_REQUIREMENT_
Please print every line of the records below word for word, leaving out the pictures.

(Region and label listings)

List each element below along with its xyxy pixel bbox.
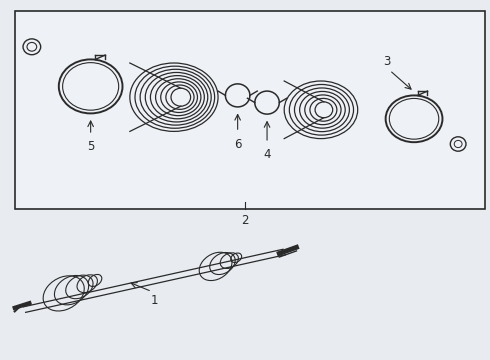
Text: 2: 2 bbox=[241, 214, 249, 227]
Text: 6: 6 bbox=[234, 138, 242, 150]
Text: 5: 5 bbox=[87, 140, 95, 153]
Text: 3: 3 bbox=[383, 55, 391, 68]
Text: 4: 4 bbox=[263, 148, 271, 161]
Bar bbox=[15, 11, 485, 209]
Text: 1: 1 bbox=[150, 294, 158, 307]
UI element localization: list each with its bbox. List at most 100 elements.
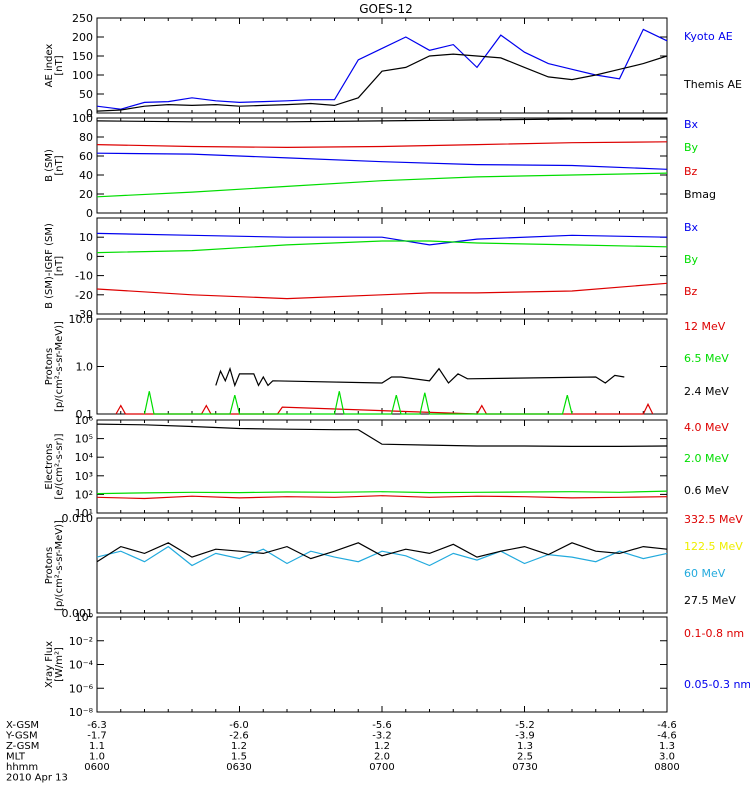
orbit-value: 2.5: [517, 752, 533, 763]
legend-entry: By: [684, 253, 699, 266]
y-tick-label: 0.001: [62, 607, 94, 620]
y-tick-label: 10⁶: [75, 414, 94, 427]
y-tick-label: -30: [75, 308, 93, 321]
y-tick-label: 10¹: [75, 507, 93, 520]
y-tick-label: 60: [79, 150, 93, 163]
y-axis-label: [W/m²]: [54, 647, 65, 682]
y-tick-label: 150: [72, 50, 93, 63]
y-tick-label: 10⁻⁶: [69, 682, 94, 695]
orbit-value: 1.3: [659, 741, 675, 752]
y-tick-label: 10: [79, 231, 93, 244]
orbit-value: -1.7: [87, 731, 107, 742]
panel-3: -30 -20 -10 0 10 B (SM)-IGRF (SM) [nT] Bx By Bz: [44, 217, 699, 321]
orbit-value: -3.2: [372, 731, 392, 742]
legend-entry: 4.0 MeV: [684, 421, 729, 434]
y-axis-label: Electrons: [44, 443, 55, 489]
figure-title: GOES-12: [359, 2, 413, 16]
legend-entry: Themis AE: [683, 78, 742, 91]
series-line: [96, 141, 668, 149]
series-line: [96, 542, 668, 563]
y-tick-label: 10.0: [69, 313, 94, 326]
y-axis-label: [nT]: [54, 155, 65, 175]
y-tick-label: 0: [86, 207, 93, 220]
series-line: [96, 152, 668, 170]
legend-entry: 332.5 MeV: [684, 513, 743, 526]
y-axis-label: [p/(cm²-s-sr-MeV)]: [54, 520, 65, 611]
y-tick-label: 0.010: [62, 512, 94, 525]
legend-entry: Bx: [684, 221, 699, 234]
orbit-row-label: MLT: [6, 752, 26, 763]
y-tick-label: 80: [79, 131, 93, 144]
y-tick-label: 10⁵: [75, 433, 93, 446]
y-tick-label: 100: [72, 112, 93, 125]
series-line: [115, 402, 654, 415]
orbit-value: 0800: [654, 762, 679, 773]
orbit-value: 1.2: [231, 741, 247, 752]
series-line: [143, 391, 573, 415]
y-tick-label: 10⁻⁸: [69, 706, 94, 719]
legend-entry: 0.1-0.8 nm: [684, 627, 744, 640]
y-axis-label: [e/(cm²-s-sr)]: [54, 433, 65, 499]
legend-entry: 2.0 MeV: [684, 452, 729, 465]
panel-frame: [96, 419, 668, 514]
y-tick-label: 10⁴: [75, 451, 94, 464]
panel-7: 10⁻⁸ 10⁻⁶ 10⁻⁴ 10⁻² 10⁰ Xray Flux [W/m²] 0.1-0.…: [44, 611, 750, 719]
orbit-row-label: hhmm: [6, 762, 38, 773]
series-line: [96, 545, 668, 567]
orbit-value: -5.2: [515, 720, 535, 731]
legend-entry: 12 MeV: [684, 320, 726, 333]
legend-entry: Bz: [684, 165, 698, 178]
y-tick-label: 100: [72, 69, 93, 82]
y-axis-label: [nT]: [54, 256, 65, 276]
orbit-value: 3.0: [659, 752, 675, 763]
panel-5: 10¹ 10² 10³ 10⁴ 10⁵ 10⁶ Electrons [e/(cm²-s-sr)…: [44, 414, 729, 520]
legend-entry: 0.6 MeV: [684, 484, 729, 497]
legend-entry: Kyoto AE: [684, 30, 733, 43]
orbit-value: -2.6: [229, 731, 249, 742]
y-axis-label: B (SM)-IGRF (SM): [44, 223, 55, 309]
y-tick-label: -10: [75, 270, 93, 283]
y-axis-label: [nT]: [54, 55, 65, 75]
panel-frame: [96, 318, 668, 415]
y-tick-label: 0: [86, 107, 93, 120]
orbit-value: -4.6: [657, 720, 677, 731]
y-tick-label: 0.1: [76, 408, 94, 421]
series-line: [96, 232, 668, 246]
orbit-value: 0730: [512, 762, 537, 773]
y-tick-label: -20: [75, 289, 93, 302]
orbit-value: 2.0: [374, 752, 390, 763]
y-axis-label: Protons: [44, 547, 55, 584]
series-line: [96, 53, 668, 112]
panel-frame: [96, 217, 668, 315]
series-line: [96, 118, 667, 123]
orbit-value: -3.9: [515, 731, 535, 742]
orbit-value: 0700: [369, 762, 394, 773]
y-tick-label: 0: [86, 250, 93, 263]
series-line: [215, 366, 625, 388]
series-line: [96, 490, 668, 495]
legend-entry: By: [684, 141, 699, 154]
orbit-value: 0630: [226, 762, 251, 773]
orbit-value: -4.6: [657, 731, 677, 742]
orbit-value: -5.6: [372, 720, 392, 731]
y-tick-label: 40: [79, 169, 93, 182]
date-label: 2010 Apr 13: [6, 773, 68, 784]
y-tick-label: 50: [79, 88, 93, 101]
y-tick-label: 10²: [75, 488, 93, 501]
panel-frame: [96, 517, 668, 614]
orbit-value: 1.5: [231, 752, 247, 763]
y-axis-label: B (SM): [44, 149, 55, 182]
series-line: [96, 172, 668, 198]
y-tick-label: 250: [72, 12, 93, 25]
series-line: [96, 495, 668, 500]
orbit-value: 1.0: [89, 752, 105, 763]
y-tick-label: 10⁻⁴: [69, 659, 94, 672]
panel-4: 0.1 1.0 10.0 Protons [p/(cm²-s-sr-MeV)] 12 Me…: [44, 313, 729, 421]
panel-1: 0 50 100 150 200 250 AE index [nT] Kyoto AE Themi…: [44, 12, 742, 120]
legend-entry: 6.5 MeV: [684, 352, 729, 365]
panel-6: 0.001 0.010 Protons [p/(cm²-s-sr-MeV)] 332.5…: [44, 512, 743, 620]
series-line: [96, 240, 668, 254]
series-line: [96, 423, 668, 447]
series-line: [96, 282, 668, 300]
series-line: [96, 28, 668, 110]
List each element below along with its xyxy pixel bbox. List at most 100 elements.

_RESULT OF THIS EXERCISE_
List each element below along with its xyxy pixel bbox.
Text: 2: 2 bbox=[241, 214, 249, 227]
Text: 6: 6 bbox=[234, 138, 242, 150]
Text: 5: 5 bbox=[87, 140, 95, 153]
Text: 3: 3 bbox=[383, 55, 391, 68]
Text: 4: 4 bbox=[263, 148, 271, 161]
Bar bbox=[15, 11, 485, 209]
Text: 1: 1 bbox=[150, 294, 158, 307]
UI element localization: list each with its bbox. List at most 100 elements.
orbit-value: 2.5: [517, 752, 533, 763]
legend-entry: By: [684, 253, 699, 266]
y-tick-label: 0.001: [62, 607, 94, 620]
y-tick-label: 10⁶: [75, 414, 94, 427]
y-tick-label: -30: [75, 308, 93, 321]
y-tick-label: 10¹: [75, 507, 93, 520]
y-tick-label: 60: [79, 150, 93, 163]
y-axis-label: [W/m²]: [54, 647, 65, 682]
y-tick-label: 150: [72, 50, 93, 63]
y-tick-label: 10⁻⁶: [69, 682, 94, 695]
orbit-value: 1.3: [659, 741, 675, 752]
y-tick-label: 10: [79, 231, 93, 244]
orbit-value: -1.7: [87, 731, 107, 742]
panel-3: -30 -20 -10 0 10 B (SM)-IGRF (SM) [nT] Bx By Bz: [44, 217, 699, 321]
orbit-value: -3.2: [372, 731, 392, 742]
legend-entry: 4.0 MeV: [684, 421, 729, 434]
y-axis-label: Electrons: [44, 443, 55, 489]
figure-title: GOES-12: [359, 2, 413, 16]
legend-entry: Themis AE: [683, 78, 742, 91]
series-line: [96, 141, 668, 149]
series-line: [96, 542, 668, 563]
y-tick-label: 10.0: [69, 313, 94, 326]
y-axis-label: [nT]: [54, 155, 65, 175]
y-tick-label: 0: [86, 207, 93, 220]
series-line: [96, 152, 668, 170]
legend-entry: 332.5 MeV: [684, 513, 743, 526]
y-axis-label: [p/(cm²-s-sr-MeV)]: [54, 520, 65, 611]
y-tick-label: 0.010: [62, 512, 94, 525]
legend-entry: Bx: [684, 221, 699, 234]
orbit-row-label: MLT: [6, 752, 26, 763]
y-tick-label: 80: [79, 131, 93, 144]
y-tick-label: 10⁵: [75, 433, 93, 446]
y-tick-label: 100: [72, 112, 93, 125]
series-line: [115, 402, 654, 415]
orbit-value: 0800: [654, 762, 679, 773]
orbit-value: 1.2: [231, 741, 247, 752]
series-line: [143, 391, 573, 415]
y-tick-label: 10⁻⁸: [69, 706, 94, 719]
legend-entry: 0.1-0.8 nm: [684, 627, 744, 640]
y-axis-label: [e/(cm²-s-sr)]: [54, 433, 65, 499]
legend-entry: 2.0 MeV: [684, 452, 729, 465]
panel-frame: [96, 419, 668, 514]
y-tick-label: 10⁴: [75, 451, 94, 464]
panel-7: 10⁻⁸ 10⁻⁶ 10⁻⁴ 10⁻² 10⁰ Xray Flux [W/m²] 0.1-0.…: [44, 611, 750, 719]
orbit-row-label: hhmm: [6, 762, 38, 773]
series-line: [96, 545, 668, 567]
orbit-value: -5.2: [515, 720, 535, 731]
legend-entry: 12 MeV: [684, 320, 726, 333]
legend-entry: Bz: [684, 165, 698, 178]
y-tick-label: 100: [72, 69, 93, 82]
y-axis-label: [nT]: [54, 256, 65, 276]
orbit-value: 3.0: [659, 752, 675, 763]
panel-5: 10¹ 10² 10³ 10⁴ 10⁵ 10⁶ Electrons [e/(cm²-s-sr)…: [44, 414, 729, 520]
legend-entry: 0.6 MeV: [684, 484, 729, 497]
legend-entry: Kyoto AE: [684, 30, 733, 43]
orbit-value: -2.6: [229, 731, 249, 742]
y-axis-label: B (SM)-IGRF (SM): [44, 223, 55, 309]
y-tick-label: -10: [75, 270, 93, 283]
y-axis-label: [nT]: [54, 55, 65, 75]
panel-frame: [96, 318, 668, 415]
y-tick-label: 0: [86, 107, 93, 120]
orbit-value: -4.6: [657, 720, 677, 731]
y-tick-label: 0.1: [76, 408, 94, 421]
series-line: [96, 232, 668, 246]
orbit-value: 0730: [512, 762, 537, 773]
y-tick-label: -20: [75, 289, 93, 302]
orbit-value: 2.0: [374, 752, 390, 763]
y-axis-label: Protons: [44, 547, 55, 584]
series-line: [96, 53, 668, 112]
panel-frame: [96, 217, 668, 315]
series-line: [96, 118, 667, 123]
orbit-value: -3.9: [515, 731, 535, 742]
orbit-value: 0700: [369, 762, 394, 773]
y-tick-label: 0: [86, 250, 93, 263]
series-line: [215, 366, 625, 388]
series-line: [96, 490, 668, 495]
legend-entry: By: [684, 141, 699, 154]
orbit-value: 0630: [226, 762, 251, 773]
orbit-value: -4.6: [657, 731, 677, 742]
orbit-value: -5.6: [372, 720, 392, 731]
y-tick-label: 40: [79, 169, 93, 182]
date-label: 2010 Apr 13: [6, 773, 68, 784]
y-tick-label: 50: [79, 88, 93, 101]
y-tick-label: 10²: [75, 488, 93, 501]
panel-frame: [96, 517, 668, 614]
orbit-value: 1.5: [231, 752, 247, 763]
y-axis-label: B (SM): [44, 149, 55, 182]
series-line: [96, 172, 668, 198]
y-tick-label: 250: [72, 12, 93, 25]
series-line: [96, 495, 668, 500]
orbit-value: 1.0: [89, 752, 105, 763]
y-tick-label: 10⁻⁴: [69, 659, 94, 672]
panel-4: 0.1 1.0 10.0 Protons [p/(cm²-s-sr-MeV)] 12 Me…: [44, 313, 729, 421]
panel-1: 0 50 100 150 200 250 AE index [nT] Kyoto AE Themi…: [44, 12, 742, 120]
legend-entry: 6.5 MeV: [684, 352, 729, 365]
panel-6: 0.001 0.010 Protons [p/(cm²-s-sr-MeV)] 332.5…: [44, 512, 743, 620]
series-line: [96, 240, 668, 254]
series-line: [96, 423, 668, 447]
series-line: [96, 282, 668, 300]
series-line: [96, 28, 668, 110]
List each element below along with its xyxy pixel bbox. List at most 100 elements.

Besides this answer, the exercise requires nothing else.